What is being asked:
Print all of the lines exactly. Any picture among them stays out.

Input records:
※
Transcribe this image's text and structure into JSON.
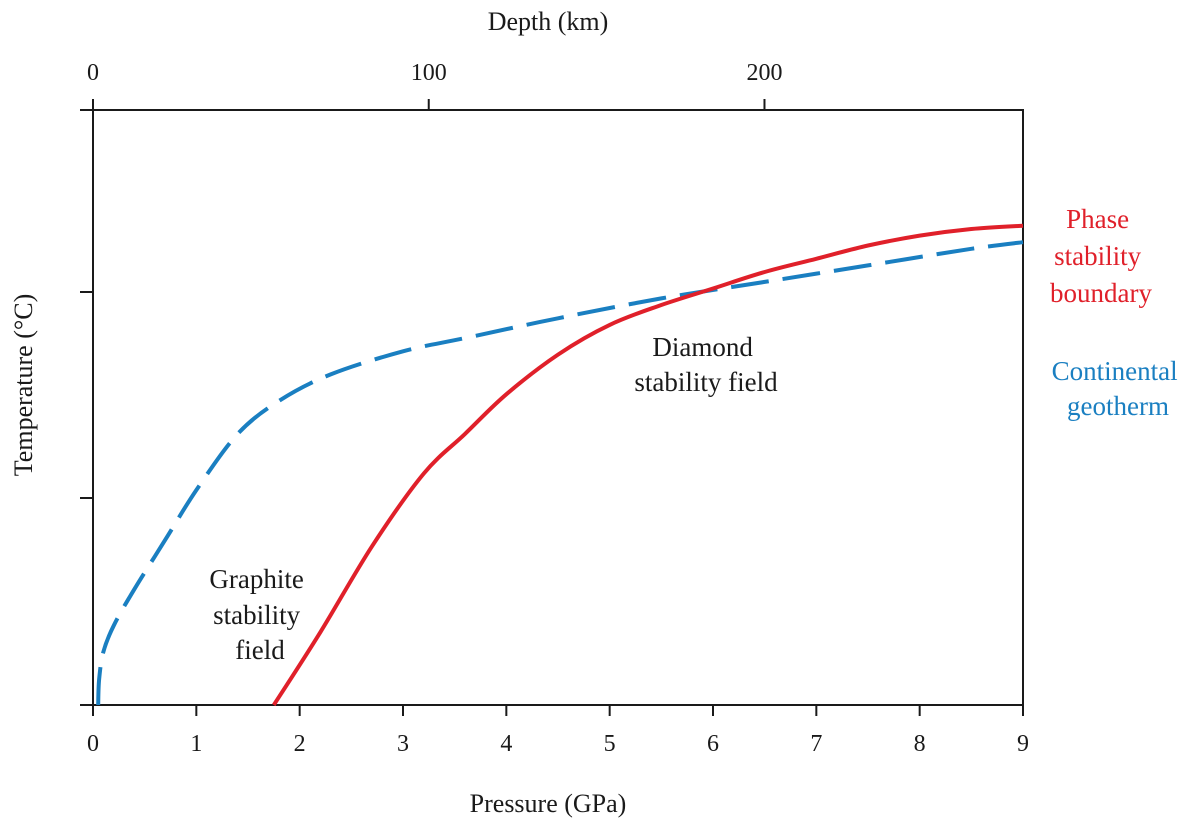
{
  "chart_data": {
    "type": "line",
    "xlabel": "Pressure (GPa)",
    "ylabel": "Temperature (°C)",
    "x2label": "Depth (km)",
    "xlim": [
      0,
      9
    ],
    "x_ticks": [
      0,
      1,
      2,
      3,
      4,
      5,
      6,
      7,
      8,
      9
    ],
    "x2lim": [
      0,
      277
    ],
    "x2_ticks": [
      0,
      100,
      200
    ],
    "y_tick_count": 3,
    "y_tick_labels_shown": false,
    "grid": false,
    "series": [
      {
        "name": "Phase stability boundary",
        "color": "#e0202a",
        "style": "solid",
        "x": [
          1.75,
          2.2,
          2.7,
          3.2,
          3.6,
          4.0,
          4.5,
          5.0,
          5.5,
          6.0,
          6.5,
          7.0,
          7.5,
          8.0,
          8.5,
          9.0
        ],
        "y": [
          0.0,
          0.22,
          0.48,
          0.7,
          0.82,
          0.94,
          1.06,
          1.15,
          1.21,
          1.26,
          1.31,
          1.35,
          1.39,
          1.42,
          1.44,
          1.45
        ]
      },
      {
        "name": "Continental geotherm",
        "color": "#1a7fc1",
        "style": "dashed",
        "x": [
          0.05,
          0.06,
          0.1,
          0.2,
          0.4,
          0.7,
          1.0,
          1.4,
          1.8,
          2.3,
          3.0,
          3.6,
          4.5,
          5.5,
          6.5,
          7.5,
          8.5,
          9.0
        ],
        "y": [
          0.0,
          0.08,
          0.16,
          0.24,
          0.35,
          0.5,
          0.65,
          0.82,
          0.92,
          1.0,
          1.07,
          1.11,
          1.17,
          1.23,
          1.28,
          1.33,
          1.38,
          1.4
        ]
      }
    ],
    "annotations": [
      {
        "lines": [
          "Graphite",
          "stability",
          "field"
        ],
        "color": "#1a1a1a"
      },
      {
        "lines": [
          "Diamond",
          "stability field"
        ],
        "color": "#1a1a1a"
      },
      {
        "lines": [
          "Phase",
          "stability",
          "boundary"
        ],
        "color": "#e0202a"
      },
      {
        "lines": [
          "Continental",
          "geotherm"
        ],
        "color": "#1a7fc1"
      }
    ]
  }
}
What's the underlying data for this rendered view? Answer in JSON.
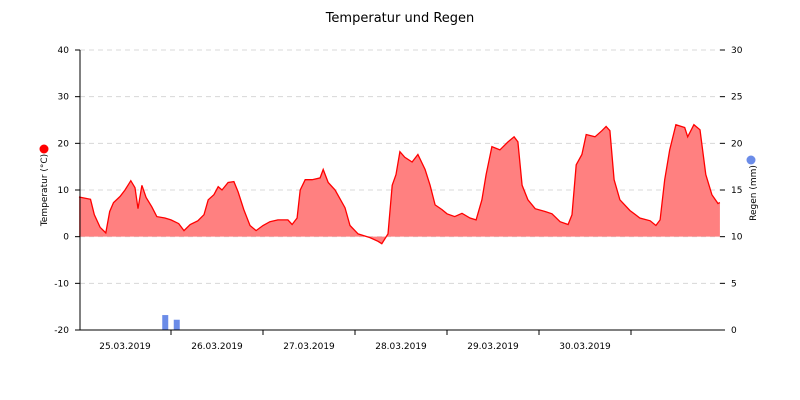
{
  "chart_data": {
    "type": "area",
    "title": "Temperatur und Regen",
    "ylabel": "Temperatur (°C)",
    "y2label": "Regen (mm)",
    "x_unit": "hours since 25.03.2019 00:00",
    "xlim": [
      0,
      167.5
    ],
    "ylim": [
      -20,
      40
    ],
    "y2lim": [
      0,
      30
    ],
    "yticks": [
      "-20",
      "-10",
      "0",
      "10",
      "20",
      "30",
      "40"
    ],
    "y2ticks": [
      "0",
      "5",
      "10",
      "15",
      "20",
      "25",
      "30"
    ],
    "xtick_labels": [
      "25.03.2019",
      "26.03.2019",
      "27.03.2019",
      "28.03.2019",
      "29.03.2019",
      "30.03.2019"
    ],
    "grid": true,
    "colors": {
      "temperature": "#ff0000",
      "temperature_fill": "#ff8080",
      "rain": "#6b8ce8"
    },
    "series": [
      {
        "name": "Temperatur",
        "hours": [
          0,
          3,
          4,
          5.5,
          7,
          8,
          9,
          10.7,
          12,
          13.5,
          14.6,
          15.4,
          16.4,
          17.5,
          19,
          20.3,
          22.4,
          24,
          26,
          27.4,
          29,
          31,
          32.6,
          33.7,
          35.2,
          36.3,
          37.3,
          38.9,
          40.4,
          41.5,
          43,
          44.6,
          46.2,
          48,
          49.8,
          51.9,
          54.5,
          55.6,
          56.9,
          57.7,
          59,
          60.8,
          62.9,
          63.7,
          65,
          66.8,
          69.4,
          70.7,
          72.8,
          75.9,
          78,
          79,
          80.6,
          81.7,
          82.7,
          83.7,
          85,
          86.9,
          88.4,
          90.3,
          91.6,
          92.9,
          94.7,
          96,
          98,
          99.9,
          102,
          103.6,
          105.1,
          106.2,
          107.7,
          109.8,
          111.9,
          113.5,
          114.5,
          115.6,
          117.1,
          119,
          121.6,
          123.4,
          125.5,
          127.6,
          128.6,
          129.7,
          131.2,
          132.3,
          134.6,
          136.4,
          137.5,
          138.5,
          139.6,
          141.1,
          143.7,
          146.3,
          149,
          150.5,
          151.6,
          152.8,
          154.1,
          155.7,
          158,
          158.8,
          160.4,
          162,
          163.5,
          165.1,
          166.7,
          167.2
        ],
        "values": [
          8.5,
          8.0,
          4.7,
          2.0,
          0.8,
          5.4,
          7.3,
          8.6,
          10.0,
          12.0,
          10.5,
          6.0,
          11.0,
          8.4,
          6.4,
          4.3,
          4.0,
          3.6,
          2.8,
          1.3,
          2.6,
          3.4,
          4.7,
          7.9,
          9.0,
          10.7,
          10.0,
          11.6,
          11.8,
          9.6,
          5.8,
          2.4,
          1.3,
          2.4,
          3.2,
          3.6,
          3.6,
          2.6,
          4.0,
          10.0,
          12.2,
          12.2,
          12.6,
          14.4,
          11.6,
          10.0,
          6.2,
          2.4,
          0.6,
          -0.2,
          -1.0,
          -1.5,
          0.6,
          11.0,
          13.3,
          18.2,
          17.0,
          16.0,
          17.6,
          14.4,
          11.0,
          6.8,
          5.8,
          4.9,
          4.3,
          5.0,
          4.0,
          3.6,
          7.9,
          13.3,
          19.3,
          18.6,
          20.3,
          21.4,
          20.3,
          11.0,
          7.9,
          6.0,
          5.4,
          4.9,
          3.2,
          2.6,
          4.7,
          15.4,
          17.6,
          21.9,
          21.4,
          22.7,
          23.6,
          22.7,
          12.2,
          7.9,
          5.6,
          4.0,
          3.4,
          2.4,
          3.6,
          12.2,
          18.6,
          24.0,
          23.4,
          21.4,
          24.0,
          22.9,
          13.3,
          9.0,
          7.1,
          7.3
        ]
      },
      {
        "name": "Regen",
        "type": "bar",
        "hours": [
          22.5,
          25.5
        ],
        "values": [
          1.6,
          1.1
        ]
      }
    ]
  }
}
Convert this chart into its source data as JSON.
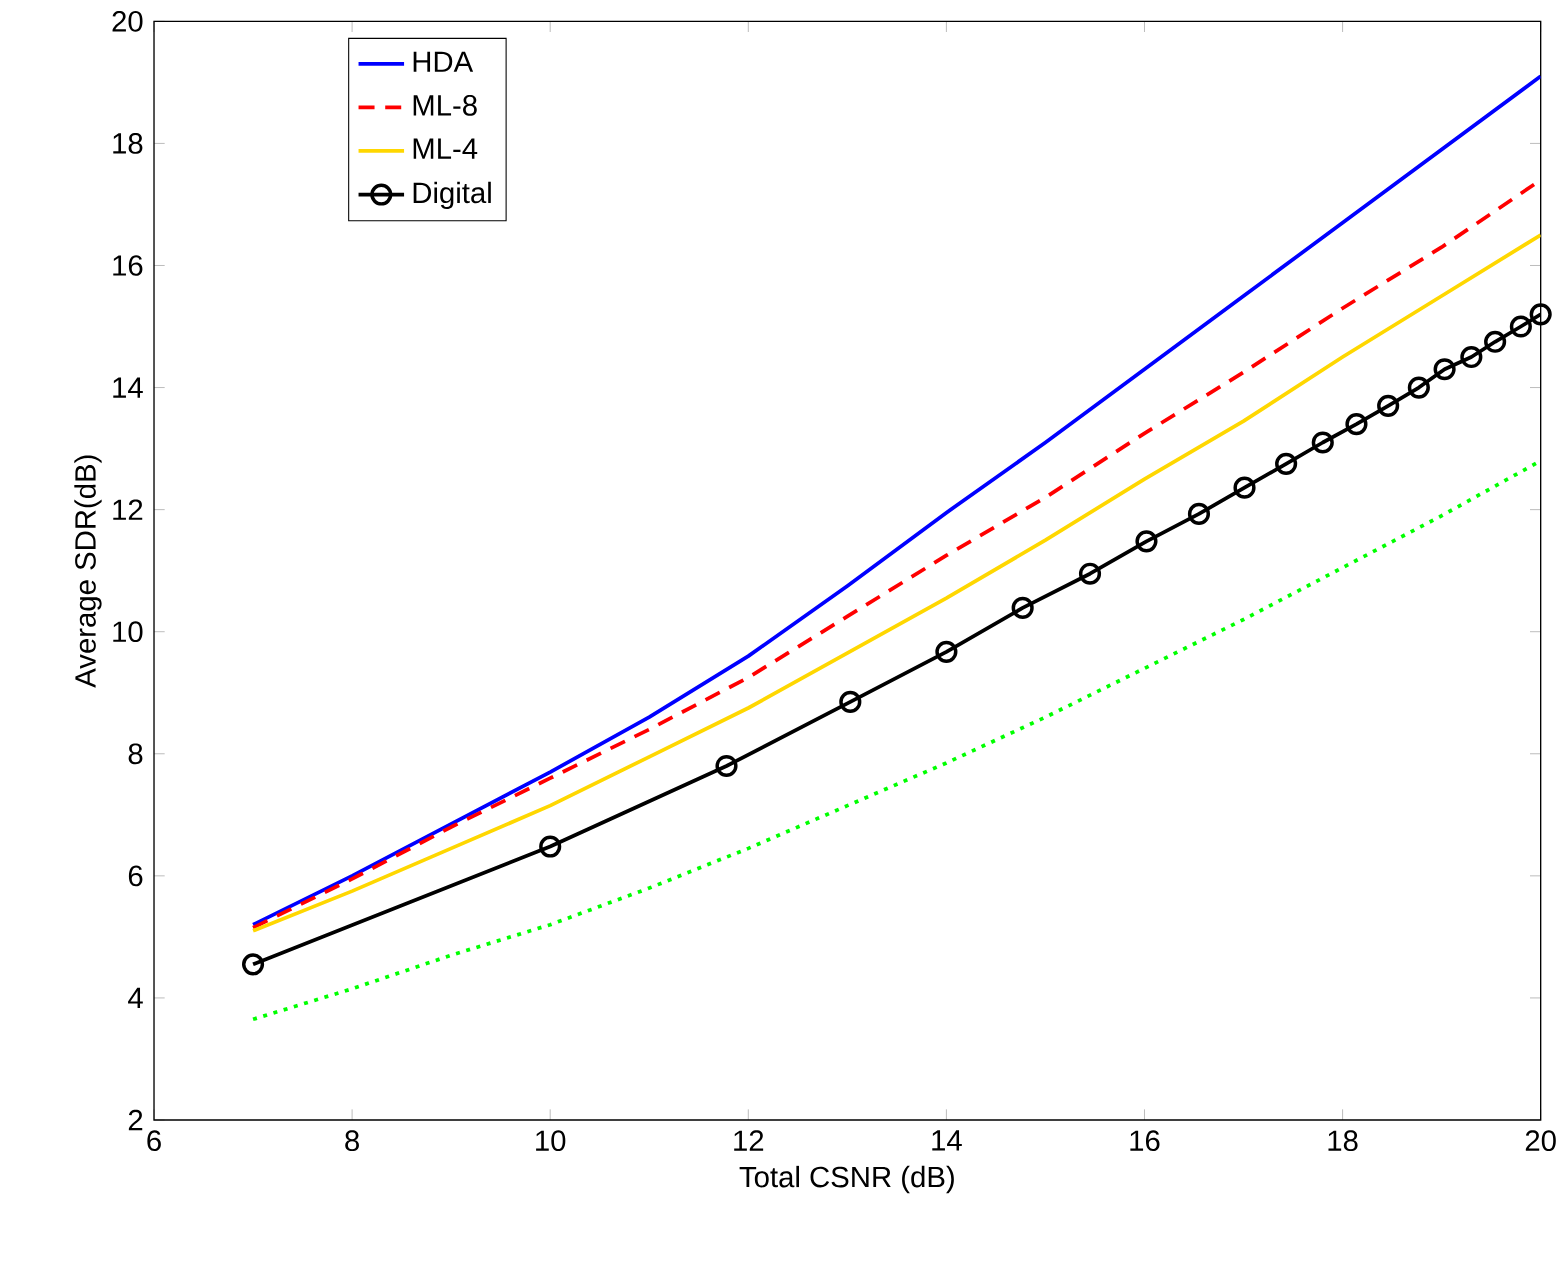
※
Exercise solution:
Transcribe this image's text and structure into JSON.
{
  "chart_data": {
    "type": "line",
    "xlabel": "Pressure (GPa)",
    "ylabel": "Temperature (°C)",
    "x2label": "Depth (km)",
    "xlim": [
      0,
      9
    ],
    "x_ticks": [
      0,
      1,
      2,
      3,
      4,
      5,
      6,
      7,
      8,
      9
    ],
    "x2lim": [
      0,
      277
    ],
    "x2_ticks": [
      0,
      100,
      200
    ],
    "y_tick_count": 3,
    "y_tick_labels_shown": false,
    "grid": false,
    "series": [
      {
        "name": "Phase stability boundary",
        "color": "#e0202a",
        "style": "solid",
        "x": [
          1.75,
          2.2,
          2.7,
          3.2,
          3.6,
          4.0,
          4.5,
          5.0,
          5.5,
          6.0,
          6.5,
          7.0,
          7.5,
          8.0,
          8.5,
          9.0
        ],
        "y": [
          0.0,
          0.22,
          0.48,
          0.7,
          0.82,
          0.94,
          1.06,
          1.15,
          1.21,
          1.26,
          1.31,
          1.35,
          1.39,
          1.42,
          1.44,
          1.45
        ]
      },
      {
        "name": "Continental geotherm",
        "color": "#1a7fc1",
        "style": "dashed",
        "x": [
          0.05,
          0.06,
          0.1,
          0.2,
          0.4,
          0.7,
          1.0,
          1.4,
          1.8,
          2.3,
          3.0,
          3.6,
          4.5,
          5.5,
          6.5,
          7.5,
          8.5,
          9.0
        ],
        "y": [
          0.0,
          0.08,
          0.16,
          0.24,
          0.35,
          0.5,
          0.65,
          0.82,
          0.92,
          1.0,
          1.07,
          1.11,
          1.17,
          1.23,
          1.28,
          1.33,
          1.38,
          1.4
        ]
      }
    ],
    "annotations": [
      {
        "lines": [
          "Graphite",
          "stability",
          "field"
        ],
        "color": "#1a1a1a"
      },
      {
        "lines": [
          "Diamond",
          "stability field"
        ],
        "color": "#1a1a1a"
      },
      {
        "lines": [
          "Phase",
          "stability",
          "boundary"
        ],
        "color": "#e0202a"
      },
      {
        "lines": [
          "Continental",
          "geotherm"
        ],
        "color": "#1a7fc1"
      }
    ]
  }
}
What's the underlying data for this rendered view? Answer in JSON.
{
  "chart_data": {
    "type": "area",
    "title": "Temperatur und Regen",
    "ylabel": "Temperatur (°C)",
    "y2label": "Regen (mm)",
    "x_unit": "hours since 25.03.2019 00:00",
    "xlim": [
      0,
      167.5
    ],
    "ylim": [
      -20,
      40
    ],
    "y2lim": [
      0,
      30
    ],
    "yticks": [
      "-20",
      "-10",
      "0",
      "10",
      "20",
      "30",
      "40"
    ],
    "y2ticks": [
      "0",
      "5",
      "10",
      "15",
      "20",
      "25",
      "30"
    ],
    "xtick_labels": [
      "25.03.2019",
      "26.03.2019",
      "27.03.2019",
      "28.03.2019",
      "29.03.2019",
      "30.03.2019"
    ],
    "grid": true,
    "colors": {
      "temperature": "#ff0000",
      "temperature_fill": "#ff8080",
      "rain": "#6b8ce8"
    },
    "series": [
      {
        "name": "Temperatur",
        "hours": [
          0,
          3,
          4,
          5.5,
          7,
          8,
          9,
          10.7,
          12,
          13.5,
          14.6,
          15.4,
          16.4,
          17.5,
          19,
          20.3,
          22.4,
          24,
          26,
          27.4,
          29,
          31,
          32.6,
          33.7,
          35.2,
          36.3,
          37.3,
          38.9,
          40.4,
          41.5,
          43,
          44.6,
          46.2,
          48,
          49.8,
          51.9,
          54.5,
          55.6,
          56.9,
          57.7,
          59,
          60.8,
          62.9,
          63.7,
          65,
          66.8,
          69.4,
          70.7,
          72.8,
          75.9,
          78,
          79,
          80.6,
          81.7,
          82.7,
          83.7,
          85,
          86.9,
          88.4,
          90.3,
          91.6,
          92.9,
          94.7,
          96,
          98,
          99.9,
          102,
          103.6,
          105.1,
          106.2,
          107.7,
          109.8,
          111.9,
          113.5,
          114.5,
          115.6,
          117.1,
          119,
          121.6,
          123.4,
          125.5,
          127.6,
          128.6,
          129.7,
          131.2,
          132.3,
          134.6,
          136.4,
          137.5,
          138.5,
          139.6,
          141.1,
          143.7,
          146.3,
          149,
          150.5,
          151.6,
          152.8,
          154.1,
          155.7,
          158,
          158.8,
          160.4,
          162,
          163.5,
          165.1,
          166.7,
          167.2
        ],
        "values": [
          8.5,
          8.0,
          4.7,
          2.0,
          0.8,
          5.4,
          7.3,
          8.6,
          10.0,
          12.0,
          10.5,
          6.0,
          11.0,
          8.4,
          6.4,
          4.3,
          4.0,
          3.6,
          2.8,
          1.3,
          2.6,
          3.4,
          4.7,
          7.9,
          9.0,
          10.7,
          10.0,
          11.6,
          11.8,
          9.6,
          5.8,
          2.4,
          1.3,
          2.4,
          3.2,
          3.6,
          3.6,
          2.6,
          4.0,
          10.0,
          12.2,
          12.2,
          12.6,
          14.4,
          11.6,
          10.0,
          6.2,
          2.4,
          0.6,
          -0.2,
          -1.0,
          -1.5,
          0.6,
          11.0,
          13.3,
          18.2,
          17.0,
          16.0,
          17.6,
          14.4,
          11.0,
          6.8,
          5.8,
          4.9,
          4.3,
          5.0,
          4.0,
          3.6,
          7.9,
          13.3,
          19.3,
          18.6,
          20.3,
          21.4,
          20.3,
          11.0,
          7.9,
          6.0,
          5.4,
          4.9,
          3.2,
          2.6,
          4.7,
          15.4,
          17.6,
          21.9,
          21.4,
          22.7,
          23.6,
          22.7,
          12.2,
          7.9,
          5.6,
          4.0,
          3.4,
          2.4,
          3.6,
          12.2,
          18.6,
          24.0,
          23.4,
          21.4,
          24.0,
          22.9,
          13.3,
          9.0,
          7.1,
          7.3
        ]
      },
      {
        "name": "Regen",
        "type": "bar",
        "hours": [
          22.5,
          25.5
        ],
        "values": [
          1.6,
          1.1
        ]
      }
    ]
  }
}
Convert this chart into its source data as JSON.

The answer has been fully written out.